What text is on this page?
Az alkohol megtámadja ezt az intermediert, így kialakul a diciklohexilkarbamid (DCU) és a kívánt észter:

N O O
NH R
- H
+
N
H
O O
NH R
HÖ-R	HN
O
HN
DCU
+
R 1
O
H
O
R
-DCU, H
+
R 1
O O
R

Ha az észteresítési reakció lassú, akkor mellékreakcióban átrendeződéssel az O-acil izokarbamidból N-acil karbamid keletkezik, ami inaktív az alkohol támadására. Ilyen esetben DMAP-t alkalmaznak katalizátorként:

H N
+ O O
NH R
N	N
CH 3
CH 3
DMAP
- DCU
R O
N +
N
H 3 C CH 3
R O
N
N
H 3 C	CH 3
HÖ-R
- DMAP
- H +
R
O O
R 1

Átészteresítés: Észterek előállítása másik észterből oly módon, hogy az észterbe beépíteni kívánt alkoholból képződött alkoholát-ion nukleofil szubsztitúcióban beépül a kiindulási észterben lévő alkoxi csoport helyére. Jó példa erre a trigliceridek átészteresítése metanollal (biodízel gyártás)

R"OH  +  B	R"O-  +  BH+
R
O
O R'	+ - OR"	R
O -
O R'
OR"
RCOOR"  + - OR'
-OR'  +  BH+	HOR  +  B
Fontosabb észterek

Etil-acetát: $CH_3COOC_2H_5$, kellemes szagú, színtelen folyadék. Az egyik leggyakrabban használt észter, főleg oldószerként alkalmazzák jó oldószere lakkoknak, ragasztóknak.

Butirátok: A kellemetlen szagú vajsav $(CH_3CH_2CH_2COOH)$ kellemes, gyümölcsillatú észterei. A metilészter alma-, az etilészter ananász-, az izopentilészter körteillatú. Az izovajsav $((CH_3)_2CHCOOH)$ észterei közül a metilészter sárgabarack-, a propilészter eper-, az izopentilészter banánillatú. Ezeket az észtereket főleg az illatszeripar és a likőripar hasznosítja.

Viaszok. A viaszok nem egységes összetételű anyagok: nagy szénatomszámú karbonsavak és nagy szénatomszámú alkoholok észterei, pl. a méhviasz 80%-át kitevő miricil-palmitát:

==

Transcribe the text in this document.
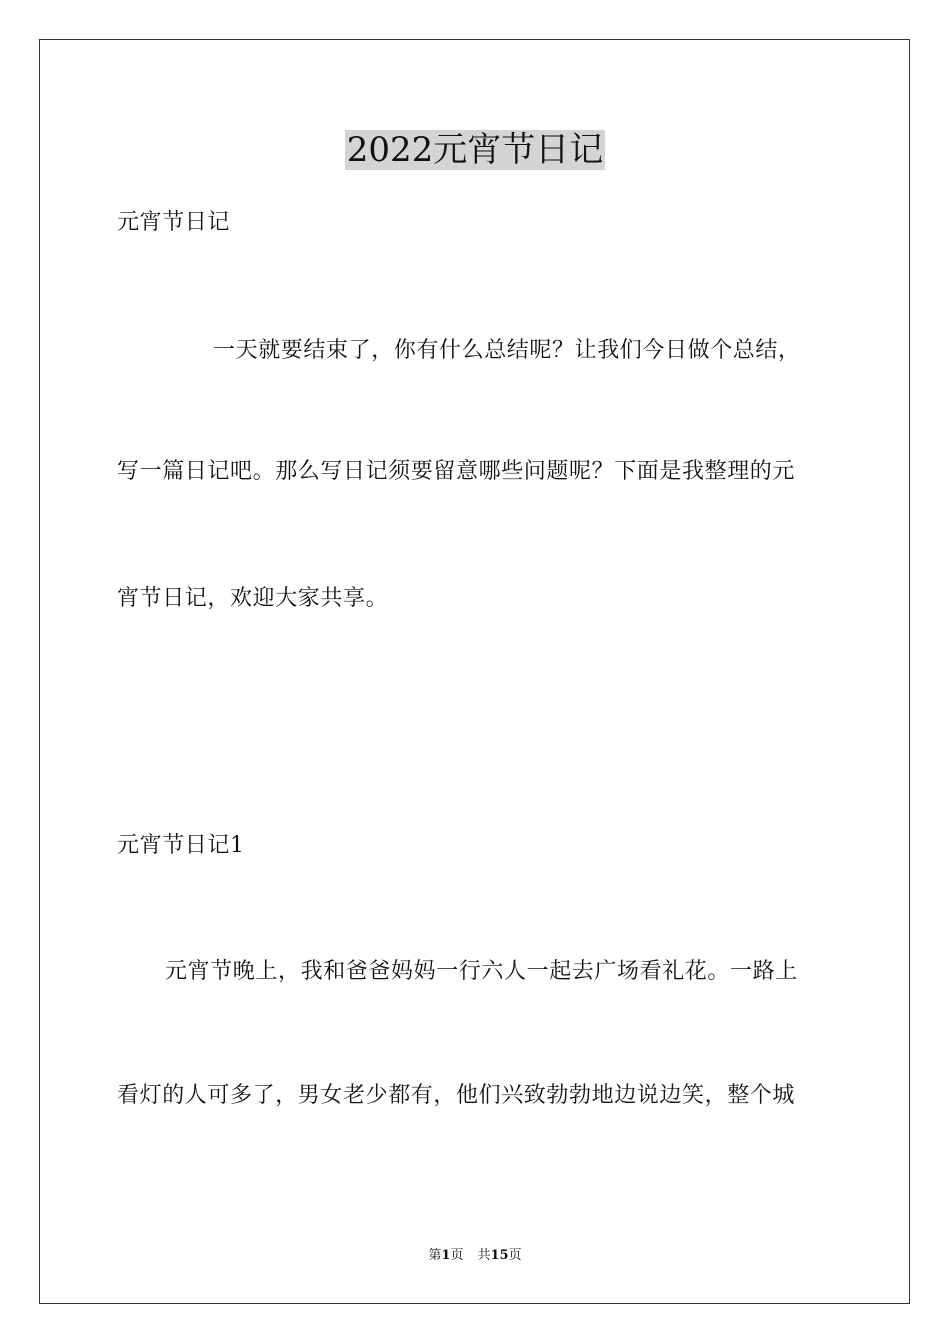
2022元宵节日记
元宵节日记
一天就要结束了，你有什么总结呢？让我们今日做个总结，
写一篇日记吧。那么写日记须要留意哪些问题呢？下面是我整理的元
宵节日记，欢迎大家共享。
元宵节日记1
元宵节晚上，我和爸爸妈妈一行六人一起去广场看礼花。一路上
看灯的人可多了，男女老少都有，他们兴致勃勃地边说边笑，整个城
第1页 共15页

--

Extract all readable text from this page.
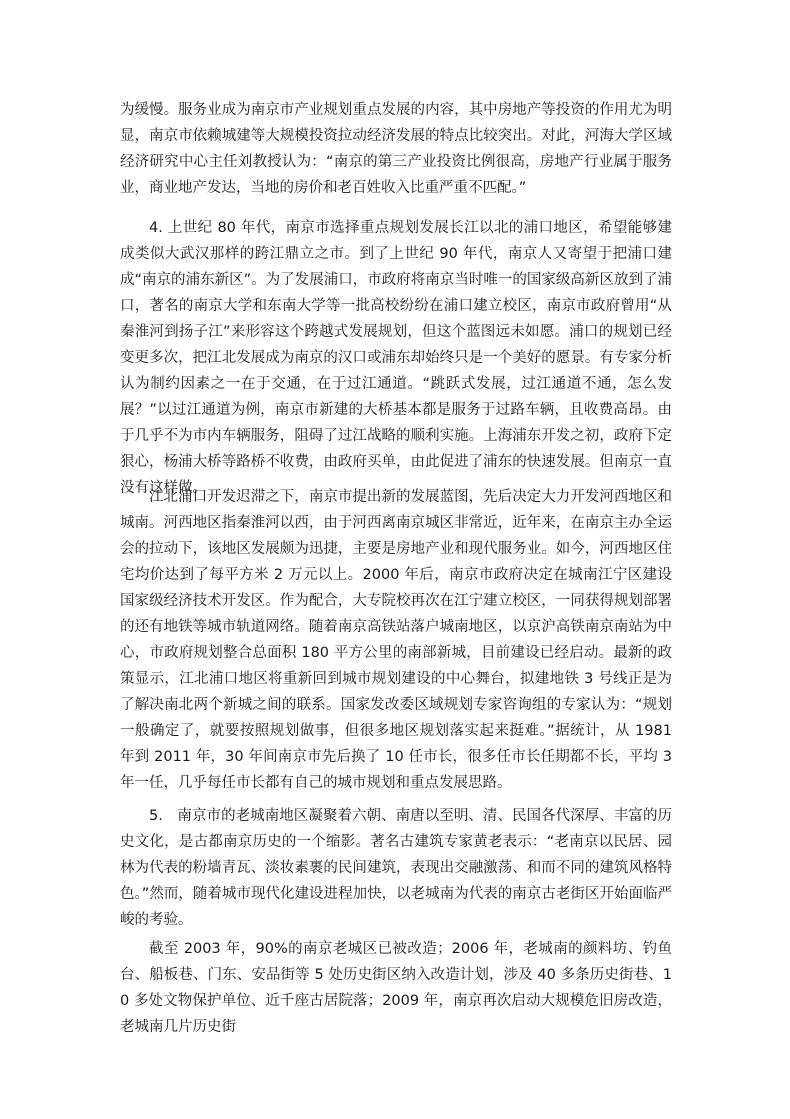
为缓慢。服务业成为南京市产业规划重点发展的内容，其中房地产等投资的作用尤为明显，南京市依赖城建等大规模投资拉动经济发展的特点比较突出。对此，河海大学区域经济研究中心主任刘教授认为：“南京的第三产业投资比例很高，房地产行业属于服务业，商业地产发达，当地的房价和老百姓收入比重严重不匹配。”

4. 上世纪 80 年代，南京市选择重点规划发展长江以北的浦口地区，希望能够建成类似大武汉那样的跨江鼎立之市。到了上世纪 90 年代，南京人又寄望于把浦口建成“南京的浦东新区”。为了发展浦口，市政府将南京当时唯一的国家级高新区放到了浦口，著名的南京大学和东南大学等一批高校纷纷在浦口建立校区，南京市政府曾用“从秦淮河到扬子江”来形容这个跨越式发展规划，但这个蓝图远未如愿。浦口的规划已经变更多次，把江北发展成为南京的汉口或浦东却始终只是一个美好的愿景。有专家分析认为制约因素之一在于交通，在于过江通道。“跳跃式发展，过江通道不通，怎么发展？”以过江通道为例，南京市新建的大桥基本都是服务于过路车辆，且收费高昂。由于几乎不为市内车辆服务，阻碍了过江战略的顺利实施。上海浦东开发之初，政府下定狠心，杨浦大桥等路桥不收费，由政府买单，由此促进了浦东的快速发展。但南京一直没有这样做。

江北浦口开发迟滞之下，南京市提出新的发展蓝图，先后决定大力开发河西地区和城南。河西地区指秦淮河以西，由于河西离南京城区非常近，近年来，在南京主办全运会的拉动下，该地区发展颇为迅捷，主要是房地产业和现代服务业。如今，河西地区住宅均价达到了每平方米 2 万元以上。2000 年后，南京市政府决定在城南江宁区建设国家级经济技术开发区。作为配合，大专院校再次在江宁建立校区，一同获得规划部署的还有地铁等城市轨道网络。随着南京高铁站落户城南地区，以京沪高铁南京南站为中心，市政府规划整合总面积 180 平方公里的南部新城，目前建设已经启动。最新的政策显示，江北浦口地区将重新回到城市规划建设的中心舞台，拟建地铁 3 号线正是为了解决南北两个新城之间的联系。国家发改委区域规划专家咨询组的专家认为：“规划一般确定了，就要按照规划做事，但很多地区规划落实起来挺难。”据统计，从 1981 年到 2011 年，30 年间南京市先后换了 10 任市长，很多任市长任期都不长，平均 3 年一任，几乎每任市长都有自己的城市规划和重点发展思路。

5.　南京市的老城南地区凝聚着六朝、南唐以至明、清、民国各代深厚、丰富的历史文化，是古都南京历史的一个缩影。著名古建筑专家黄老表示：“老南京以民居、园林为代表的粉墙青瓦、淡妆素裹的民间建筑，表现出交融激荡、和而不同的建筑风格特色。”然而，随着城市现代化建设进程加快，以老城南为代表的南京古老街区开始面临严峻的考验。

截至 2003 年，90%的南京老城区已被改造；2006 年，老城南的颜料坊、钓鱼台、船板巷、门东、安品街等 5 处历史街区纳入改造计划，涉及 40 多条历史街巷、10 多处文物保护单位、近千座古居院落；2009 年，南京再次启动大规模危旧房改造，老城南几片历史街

_THE REQUEST_
Copy all lines in the listing above where the string "főleg" appears.

_THE RESPONSE_
Etil-acetát: $CH_3COOC_2H_5$, kellemes szagú, színtelen folyadék. Az egyik leggyakrabban használt észter, főleg oldószerként alkalmazzák jó oldószere lakkoknak, ragasztóknak.
Butirátok: A kellemetlen szagú vajsav $(CH_3CH_2CH_2COOH)$ kellemes, gyümölcsillatú észterei. A metilészter alma-, az etilészter ananász-, az izopentilészter körteillatú. Az izovajsav $((CH_3)_2CHCOOH)$ észterei közül a metilészter sárgabarack-, a propilészter eper-, az izopentilészter banánillatú. Ezeket az észtereket főleg az illatszeripar és a likőripar hasznosítja.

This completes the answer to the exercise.